[What you are asked to do] Transcribe the entries that follow exactly as they appear, minus pictures.

=== Given data ===

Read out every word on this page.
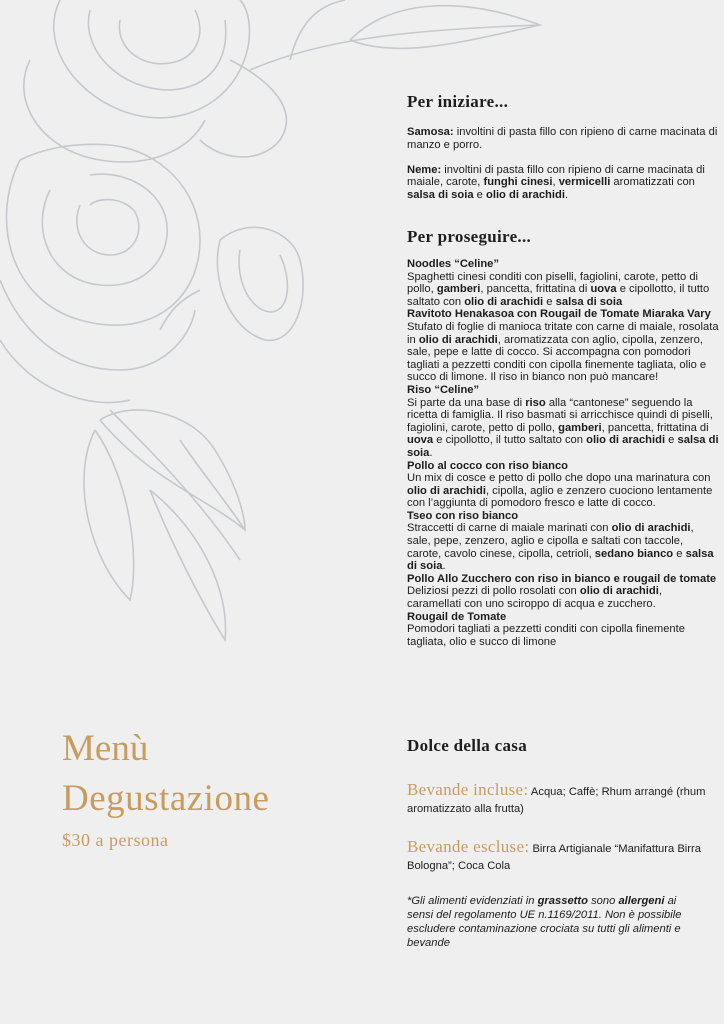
Menù
Degustazione
$30 a persona
Per iniziare...

Samosa: involtini di pasta fillo con ripieno di carne macinata di manzo e porro.

Neme: involtini di pasta fillo con ripieno di carne macinata di maiale, carote, funghi cinesi, vermicelli aromatizzati con salsa di soia e olio di arachidi.

Per proseguire...

Noodles “Celine”

Spaghetti cinesi conditi con piselli, fagiolini, carote, petto di pollo, gamberi, pancetta, frittatina di uova e cipollotto, il tutto saltato con olio di arachidi e salsa di soia

Ravitoto Henakasoa con Rougail de Tomate Miaraka Vary

Stufato di foglie di manioca tritate con carne di maiale, rosolata in olio di arachidi, aromatizzata con aglio, cipolla, zenzero, sale, pepe e latte di cocco. Si accompagna con pomodori tagliati a pezzetti conditi con cipolla finemente tagliata, olio e succo di limone. Il riso in bianco non può mancare!

Riso “Celine”

Si parte da una base di riso alla “cantonese” seguendo la ricetta di famiglia. Il riso basmati si arricchisce quindi di piselli, fagiolini, carote, petto di pollo, gamberi, pancetta, frittatina di uova e cipollotto, il tutto saltato con olio di arachidi e salsa di soia.

Pollo al cocco con riso bianco

Un mix di cosce e petto di pollo che dopo una marinatura con olio di arachidi, cipolla, aglio e zenzero cuociono lentamente con l’aggiunta di pomodoro fresco e latte di cocco.

Tseo con riso bianco

Straccetti di carne di maiale marinati con olio di arachidi, sale, pepe, zenzero, aglio e cipolla e saltati con taccole, carote, cavolo cinese, cipolla, cetrioli, sedano bianco e salsa di soia.

Pollo Allo Zucchero con riso in bianco e rougail de tomate

Deliziosi pezzi di pollo rosolati con olio di arachidi, caramellati con uno sciroppo di acqua e zucchero.

Rougail de Tomate

Pomodori tagliati a pezzetti conditi con cipolla finemente tagliata, olio e succo di limone

Dolce della casa
Bevande incluse: Acqua; Caffè; Rhum arrangé (rhum aromatizzato alla frutta)
Bevande escluse: Birra Artigianale “Manifattura Birra Bologna”; Coca Cola
*Gli alimenti evidenziati in grassetto sono allergeni ai sensi del regolamento UE n.1169/2011. Non è possibile escludere contaminazione crociata su tutti gli alimenti e bevande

===

[Reply to the task]
Read out every word on this page.
Menù
Degustazione
$30 a persona
Per iniziare...

Samosa: involtini di pasta fillo con ripieno di carne macinata di manzo e porro.

Neme: involtini di pasta fillo con ripieno di carne macinata di maiale, carote, funghi cinesi, vermicelli aromatizzati con salsa di soia e olio di arachidi.

Per proseguire...

Noodles “Celine”

Spaghetti cinesi conditi con piselli, fagiolini, carote, petto di pollo, gamberi, pancetta, frittatina di uova e cipollotto, il tutto saltato con olio di arachidi e salsa di soia

Ravitoto Henakasoa con Rougail de Tomate Miaraka Vary

Stufato di foglie di manioca tritate con carne di maiale, rosolata in olio di arachidi, aromatizzata con aglio, cipolla, zenzero, sale, pepe e latte di cocco. Si accompagna con pomodori tagliati a pezzetti conditi con cipolla finemente tagliata, olio e succo di limone. Il riso in bianco non può mancare!

Riso “Celine”

Si parte da una base di riso alla “cantonese” seguendo la ricetta di famiglia. Il riso basmati si arricchisce quindi di piselli, fagiolini, carote, petto di pollo, gamberi, pancetta, frittatina di uova e cipollotto, il tutto saltato con olio di arachidi e salsa di soia.

Pollo al cocco con riso bianco

Un mix di cosce e petto di pollo che dopo una marinatura con olio di arachidi, cipolla, aglio e zenzero cuociono lentamente con l’aggiunta di pomodoro fresco e latte di cocco.

Tseo con riso bianco

Straccetti di carne di maiale marinati con olio di arachidi, sale, pepe, zenzero, aglio e cipolla e saltati con taccole, carote, cavolo cinese, cipolla, cetrioli, sedano bianco e salsa di soia.

Pollo Allo Zucchero con riso in bianco e rougail de tomate

Deliziosi pezzi di pollo rosolati con olio di arachidi, caramellati con uno sciroppo di acqua e zucchero.

Rougail de Tomate

Pomodori tagliati a pezzetti conditi con cipolla finemente tagliata, olio e succo di limone

Dolce della casa
Bevande incluse: Acqua; Caffè; Rhum arrangé (rhum aromatizzato alla frutta)
Bevande escluse: Birra Artigianale “Manifattura Birra Bologna”; Coca Cola
*Gli alimenti evidenziati in grassetto sono allergeni ai sensi del regolamento UE n.1169/2011. Non è possibile escludere contaminazione crociata su tutti gli alimenti e bevande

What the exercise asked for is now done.